** START Data records **
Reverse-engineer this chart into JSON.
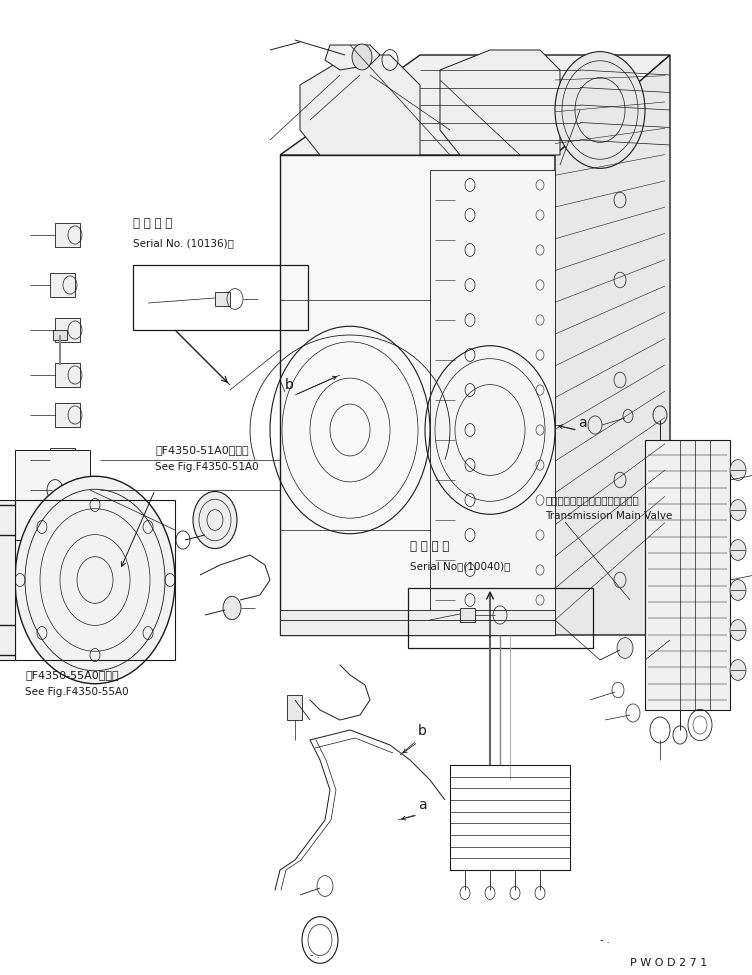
{
  "bg_color": "#ffffff",
  "lc": "#1a1a1a",
  "fig_width": 7.52,
  "fig_height": 9.75,
  "dpi": 100,
  "watermark": "P W O D 2 7 1",
  "serial1_jp": "適 用 号 機",
  "serial1_en": "Serial No. (10136)～",
  "serial2_jp": "適 用 号 機",
  "serial2_en": "Serial No（(10040)～",
  "ref1_jp": "第F4350-51A0図参照",
  "ref1_en": "See Fig.F4350-51A0",
  "ref2_jp": "第F4350-55A0図参照",
  "ref2_en": "See Fig.F4350-55A0",
  "tmv_jp": "トランスミッションメインバルブ",
  "tmv_en": "Transmission Main Valve"
}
** END Data records **
__Prompt__. Please repeat the entries exactly. Do not include the pictures.

__Reply to the task__.
Reverse-engineer this chart into JSON.
{
  "bg_color": "#ffffff",
  "lc": "#1a1a1a",
  "fig_width": 7.52,
  "fig_height": 9.75,
  "dpi": 100,
  "watermark": "P W O D 2 7 1",
  "serial1_jp": "適 用 号 機",
  "serial1_en": "Serial No. (10136)～",
  "serial2_jp": "適 用 号 機",
  "serial2_en": "Serial No（(10040)～",
  "ref1_jp": "第F4350-51A0図参照",
  "ref1_en": "See Fig.F4350-51A0",
  "ref2_jp": "第F4350-55A0図参照",
  "ref2_en": "See Fig.F4350-55A0",
  "tmv_jp": "トランスミッションメインバルブ",
  "tmv_en": "Transmission Main Valve"
}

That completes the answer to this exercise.